Your goal => Could you print all the entries exactly?
═══ Input for this task ═══
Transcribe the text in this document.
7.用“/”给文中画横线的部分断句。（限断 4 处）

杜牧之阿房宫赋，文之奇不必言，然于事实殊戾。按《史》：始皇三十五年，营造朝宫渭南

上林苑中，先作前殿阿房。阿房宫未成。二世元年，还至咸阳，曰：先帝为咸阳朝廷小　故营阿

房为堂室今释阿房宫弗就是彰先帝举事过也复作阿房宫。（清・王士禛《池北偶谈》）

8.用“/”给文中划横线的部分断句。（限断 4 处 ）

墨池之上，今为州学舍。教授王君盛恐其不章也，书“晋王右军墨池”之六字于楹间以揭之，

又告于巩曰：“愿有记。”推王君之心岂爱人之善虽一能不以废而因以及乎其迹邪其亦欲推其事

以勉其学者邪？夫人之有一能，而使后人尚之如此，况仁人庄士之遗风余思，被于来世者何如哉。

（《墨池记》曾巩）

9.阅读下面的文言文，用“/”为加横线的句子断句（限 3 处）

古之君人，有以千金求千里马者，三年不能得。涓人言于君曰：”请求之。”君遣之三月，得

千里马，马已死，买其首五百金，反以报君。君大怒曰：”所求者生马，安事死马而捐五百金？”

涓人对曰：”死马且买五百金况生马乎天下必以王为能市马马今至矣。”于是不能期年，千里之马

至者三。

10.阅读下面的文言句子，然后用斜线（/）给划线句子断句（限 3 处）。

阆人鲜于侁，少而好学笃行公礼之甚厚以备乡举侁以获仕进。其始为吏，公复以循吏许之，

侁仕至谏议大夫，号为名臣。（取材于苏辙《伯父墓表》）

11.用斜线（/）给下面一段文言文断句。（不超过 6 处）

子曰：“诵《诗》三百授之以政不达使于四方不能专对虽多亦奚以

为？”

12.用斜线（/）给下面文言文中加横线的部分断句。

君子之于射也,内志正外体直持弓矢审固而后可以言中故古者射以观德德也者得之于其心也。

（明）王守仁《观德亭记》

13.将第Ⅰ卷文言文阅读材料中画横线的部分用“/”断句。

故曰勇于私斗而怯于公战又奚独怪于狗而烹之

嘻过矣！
═══
Answer for the task =>
Transcribe the text in this document.
7.用“/”给文中画横线的部分断句。（限断 4 处）

杜牧之阿房宫赋，文之奇不必言，然于事实殊戾。按《史》：始皇三十五年，营造朝宫渭南

上林苑中，先作前殿阿房。阿房宫未成。二世元年，还至咸阳，曰：先帝为咸阳朝廷小　故营阿

房为堂室今释阿房宫弗就是彰先帝举事过也复作阿房宫。（清・王士禛《池北偶谈》）

8.用“/”给文中划横线的部分断句。（限断 4 处 ）

墨池之上，今为州学舍。教授王君盛恐其不章也，书“晋王右军墨池”之六字于楹间以揭之，

又告于巩曰：“愿有记。”推王君之心岂爱人之善虽一能不以废而因以及乎其迹邪其亦欲推其事

以勉其学者邪？夫人之有一能，而使后人尚之如此，况仁人庄士之遗风余思，被于来世者何如哉。

（《墨池记》曾巩）

9.阅读下面的文言文，用“/”为加横线的句子断句（限 3 处）

古之君人，有以千金求千里马者，三年不能得。涓人言于君曰：”请求之。”君遣之三月，得

千里马，马已死，买其首五百金，反以报君。君大怒曰：”所求者生马，安事死马而捐五百金？”

涓人对曰：”死马且买五百金况生马乎天下必以王为能市马马今至矣。”于是不能期年，千里之马

至者三。

10.阅读下面的文言句子，然后用斜线（/）给划线句子断句（限 3 处）。

阆人鲜于侁，少而好学笃行公礼之甚厚以备乡举侁以获仕进。其始为吏，公复以循吏许之，

侁仕至谏议大夫，号为名臣。（取材于苏辙《伯父墓表》）

11.用斜线（/）给下面一段文言文断句。（不超过 6 处）

子曰：“诵《诗》三百授之以政不达使于四方不能专对虽多亦奚以

为？”

12.用斜线（/）给下面文言文中加横线的部分断句。

君子之于射也,内志正外体直持弓矢审固而后可以言中故古者射以观德德也者得之于其心也。

（明）王守仁《观德亭记》

13.将第Ⅰ卷文言文阅读材料中画横线的部分用“/”断句。

故曰勇于私斗而怯于公战又奚独怪于狗而烹之

嘻过矣！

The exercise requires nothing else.